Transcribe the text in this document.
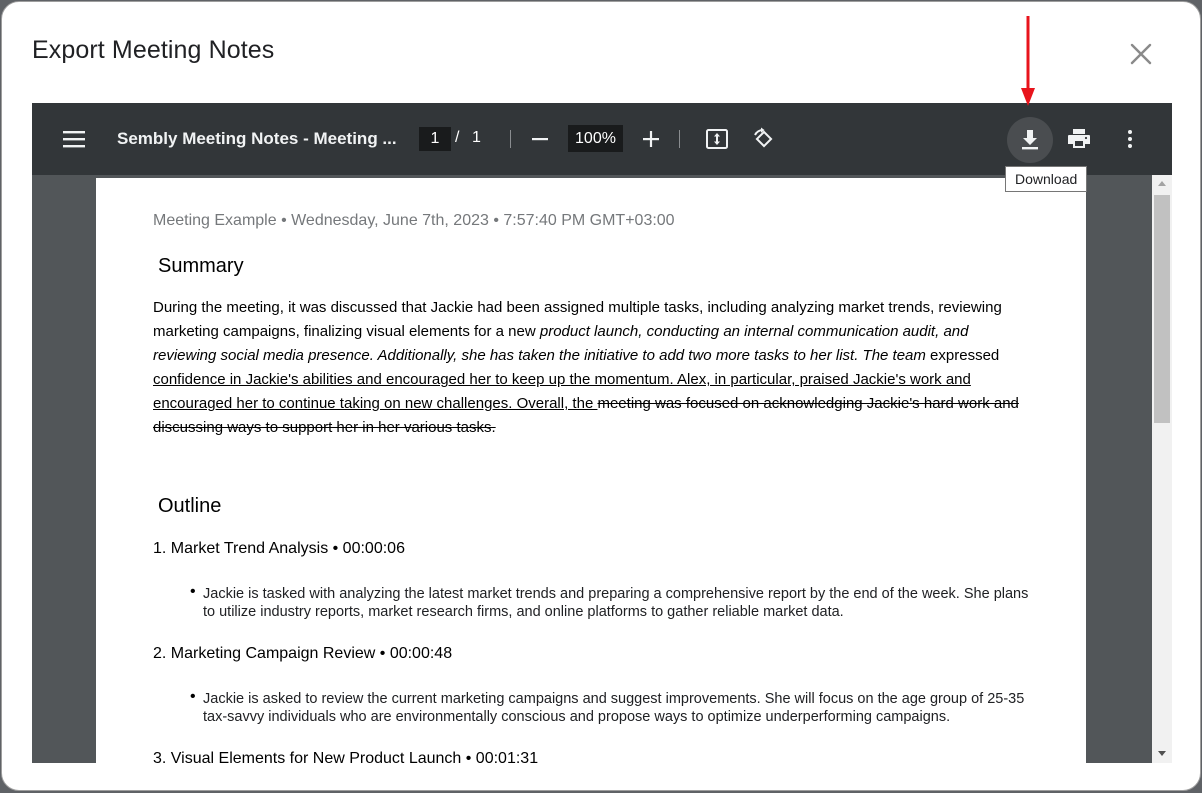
Export Meeting Notes
Sembly Meeting Notes - Meeting ...	1 / 1	100%
Meeting Example • Wednesday, June 7th, 2023 • 7:57:40 PM GMT+03:00
Summary
During the meeting, it was discussed that Jackie had been assigned multiple tasks, including analyzing market trends, reviewing marketing campaigns, finalizing visual elements for a new product launch, conducting an internal communication audit, and reviewing social media presence. Additionally, she has taken the initiative to add two more tasks to her list. The team expressed confidence in Jackie's abilities and encouraged her to keep up the momentum. Alex, in particular, praised Jackie's work and encouraged her to continue taking on new challenges. Overall, the meeting was focused on acknowledging Jackie's hard work and discussing ways to support her in her various tasks.
Outline
1. Market Trend Analysis • 00:00:06
• Jackie is tasked with analyzing the latest market trends and preparing a comprehensive report by the end of the week. She plans to utilize industry reports, market research firms, and online platforms to gather reliable market data.
2. Marketing Campaign Review • 00:00:48
• Jackie is asked to review the current marketing campaigns and suggest improvements. She will focus on the age group of 25-35 tax-savvy individuals who are environmentally conscious and propose ways to optimize underperforming campaigns.
3. Visual Elements for New Product Launch • 00:01:31
Download
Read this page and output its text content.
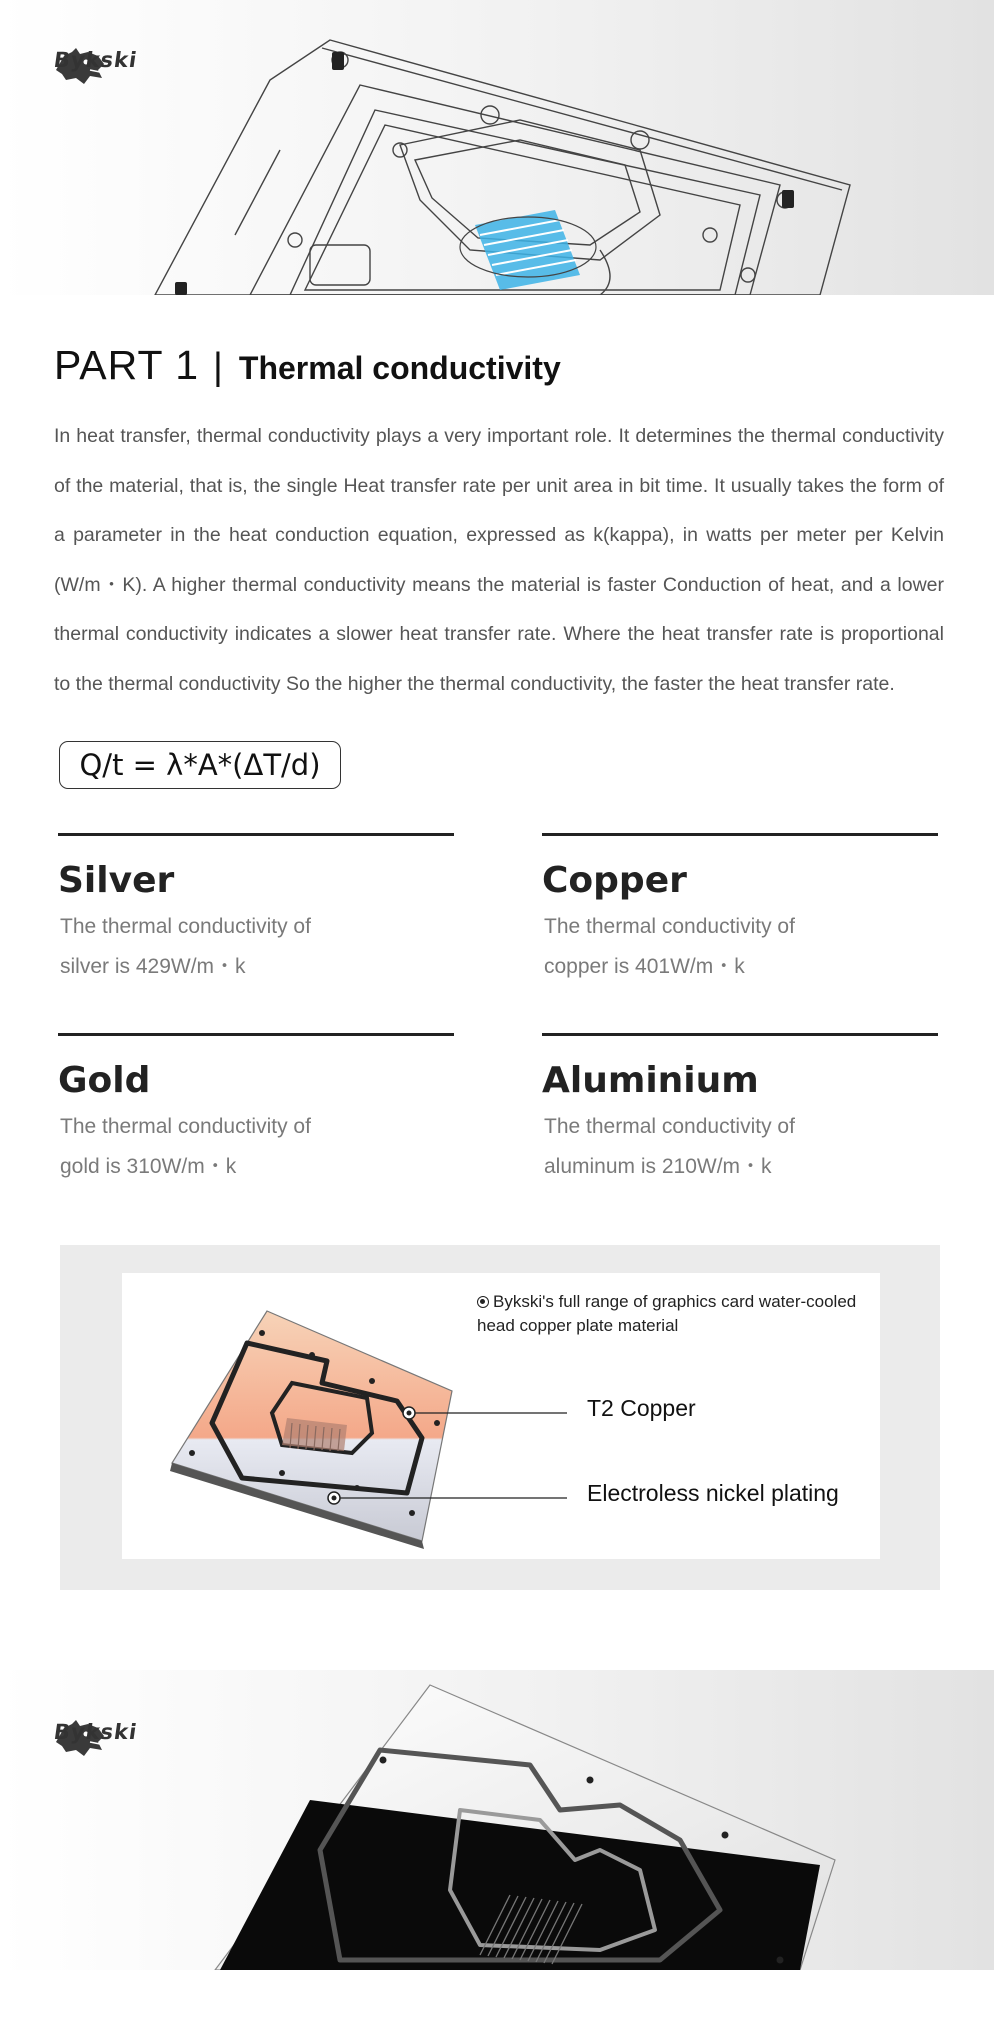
Bykski
PART 1 | Thermal conductivity
In heat transfer, thermal conductivity plays a very important role. It determines the thermal conductivity of the material, that is, the single Heat transfer rate per unit area in bit time. It usually takes the form of a parameter in the heat conduction equation, expressed as k(kappa), in watts per meter per Kelvin (W/m・K). A higher thermal conductivity means the material is faster Conduction of heat, and a lower thermal conductivity indicates a slower heat transfer rate. Where the heat transfer rate is proportional to the thermal conductivity So the higher the thermal conductivity, the faster the heat transfer rate.
Q/t = λ*A*(ΔT/d)
Silver
The thermal conductivity of
silver is 429W/m・k
Copper
The thermal conductivity of
copper is 401W/m・k
Gold
The thermal conductivity of
gold is 310W/m・k
Aluminium
The thermal conductivity of
aluminum is 210W/m・k
Bykski's full range of graphics card water-cooled head copper plate material
T2 Copper
Electroless nickel plating
Bykski
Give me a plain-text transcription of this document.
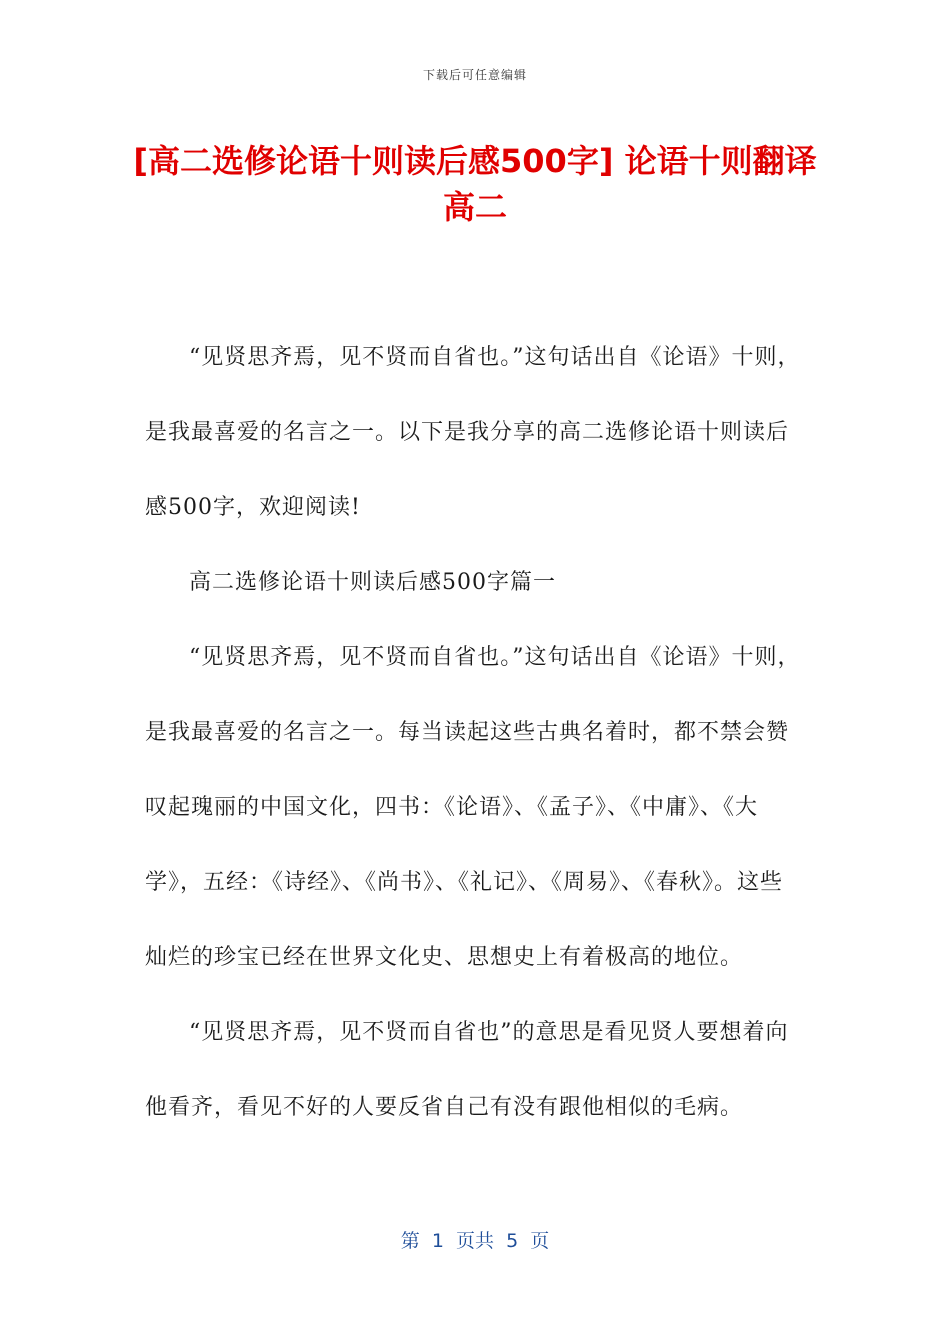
下载后可任意编辑
[高二选修论语十则读后感500字] 论语十则翻译高二

“见贤思齐焉，见不贤而自省也。”这句话出自《论语》十则，是我最喜爱的名言之一。以下是我分享的高二选修论语十则读后感500字，欢迎阅读!

高二选修论语十则读后感500字篇一

“见贤思齐焉，见不贤而自省也。”这句话出自《论语》十则，是我最喜爱的名言之一。每当读起这些古典名着时，都不禁会赞叹起瑰丽的中国文化，四书：《论语》、《孟子》、《中庸》、《大学》，五经：《诗经》、《尚书》、《礼记》、《周易》、《春秋》。这些灿烂的珍宝已经在世界文化史、思想史上有着极高的地位。

“见贤思齐焉，见不贤而自省也”的意思是看见贤人要想着向他看齐，看见不好的人要反省自己有没有跟他相似的毛病。

第  1  页共  5  页
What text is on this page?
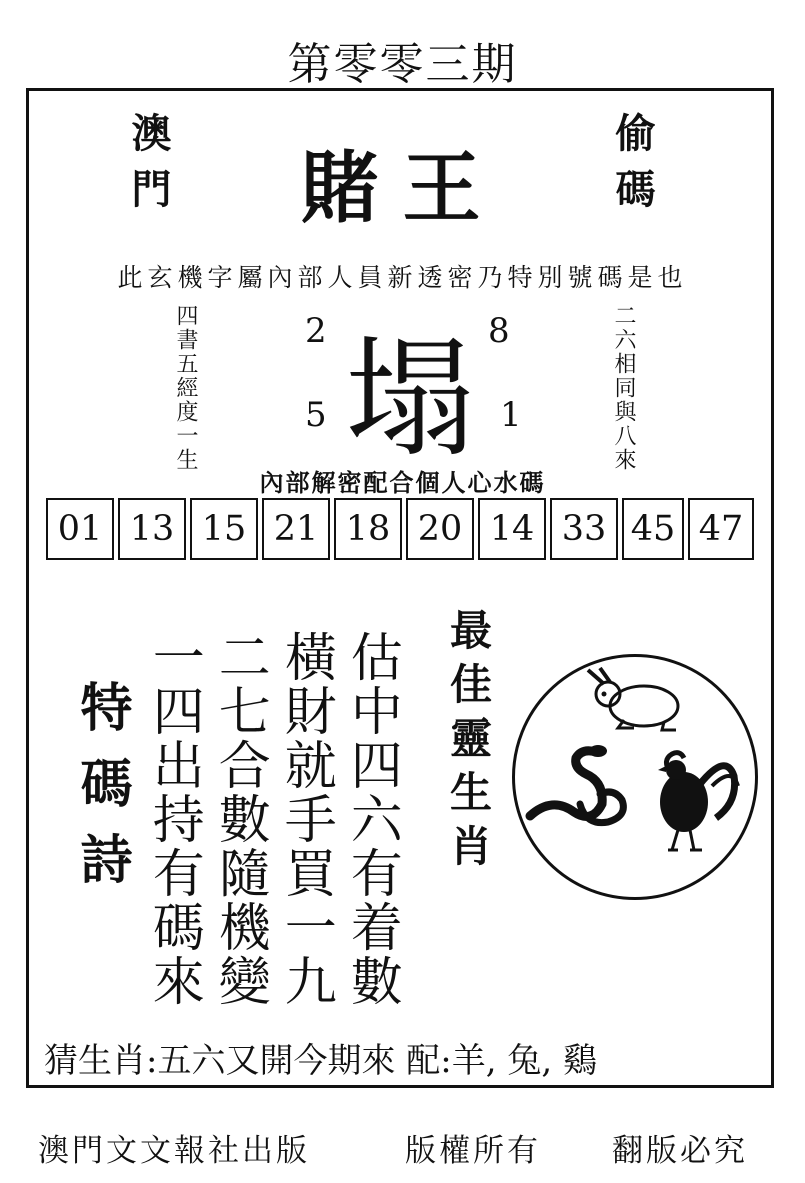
第零零三期
澳門	偷碼
賭王
此玄機字屬內部人員新透密乃特別號碼是也
四書五經度一生	二六相同與八來
2	8
5	1
塌
內部解密配合個人心水碼
01 13 15 21 18 20 14 33 45 47
特碼詩	估中四六有着數
橫財就手買一九
二七合數隨機變
一四出持有碼來	最佳靈生肖
猜生肖:五六又開今期來 配:羊, 兔, 鷄
澳門文文報社出版	版權所有 翻版必究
§ §
The task
All entries are to be retyped exactly. Omit any embedded images.

Solution to the problem
Transcribe the text in this document.
Export Meeting Notes
Sembly Meeting Notes - Meeting ...	1 / 1	100%
Meeting Example • Wednesday, June 7th, 2023 • 7:57:40 PM GMT+03:00
Summary
During the meeting, it was discussed that Jackie had been assigned multiple tasks, including analyzing market trends, reviewing marketing campaigns, finalizing visual elements for a new product launch, conducting an internal communication audit, and reviewing social media presence. Additionally, she has taken the initiative to add two more tasks to her list. The team expressed confidence in Jackie's abilities and encouraged her to keep up the momentum. Alex, in particular, praised Jackie's work and encouraged her to continue taking on new challenges. Overall, the meeting was focused on acknowledging Jackie's hard work and discussing ways to support her in her various tasks.
Outline
1. Market Trend Analysis • 00:00:06
• Jackie is tasked with analyzing the latest market trends and preparing a comprehensive report by the end of the week. She plans to utilize industry reports, market research firms, and online platforms to gather reliable market data.
2. Marketing Campaign Review • 00:00:48
• Jackie is asked to review the current marketing campaigns and suggest improvements. She will focus on the age group of 25-35 tax-savvy individuals who are environmentally conscious and propose ways to optimize underperforming campaigns.
3. Visual Elements for New Product Launch • 00:01:31
Download
Read this page and output its text content.
Bykski
PART 1 | Thermal conductivity
In heat transfer, thermal conductivity plays a very important role. It determines the thermal conductivity of the material, that is, the single Heat transfer rate per unit area in bit time. It usually takes the form of a parameter in the heat conduction equation, expressed as k(kappa), in watts per meter per Kelvin (W/m・K). A higher thermal conductivity means the material is faster Conduction of heat, and a lower thermal conductivity indicates a slower heat transfer rate. Where the heat transfer rate is proportional to the thermal conductivity So the higher the thermal conductivity, the faster the heat transfer rate.
Q/t = λ*A*(ΔT/d)
Silver
The thermal conductivity of
silver is 429W/m・k
Copper
The thermal conductivity of
copper is 401W/m・k
Gold
The thermal conductivity of
gold is 310W/m・k
Aluminium
The thermal conductivity of
aluminum is 210W/m・k
Bykski's full range of graphics card water-cooled head copper plate material
T2 Copper
Electroless nickel plating
Bykski
Give me a plain-text transcription of this document.
下载后可任意编辑
[高二选修论语十则读后感500字] 论语十则翻译高二

“见贤思齐焉，见不贤而自省也。”这句话出自《论语》十则，是我最喜爱的名言之一。以下是我分享的高二选修论语十则读后感500字，欢迎阅读!

高二选修论语十则读后感500字篇一

“见贤思齐焉，见不贤而自省也。”这句话出自《论语》十则，是我最喜爱的名言之一。每当读起这些古典名着时，都不禁会赞叹起瑰丽的中国文化，四书：《论语》、《孟子》、《中庸》、《大学》，五经：《诗经》、《尚书》、《礼记》、《周易》、《春秋》。这些灿烂的珍宝已经在世界文化史、思想史上有着极高的地位。

“见贤思齐焉，见不贤而自省也”的意思是看见贤人要想着向他看齐，看见不好的人要反省自己有没有跟他相似的毛病。

第  1  页共  5  页
What text is on this page?
第零零三期
澳門	偷碼
賭王
此玄機字屬內部人員新透密乃特別號碼是也
四書五經度一生	二六相同與八來
2	8
5	1
塌
內部解密配合個人心水碼
01 13 15 21 18 20 14 33 45 47
特碼詩	估中四六有着數
橫財就手買一九
二七合數隨機變
一四出持有碼來	最佳靈生肖
猜生肖:五六又開今期來 配:羊, 兔, 鷄
澳門文文報社出版	版權所有 翻版必究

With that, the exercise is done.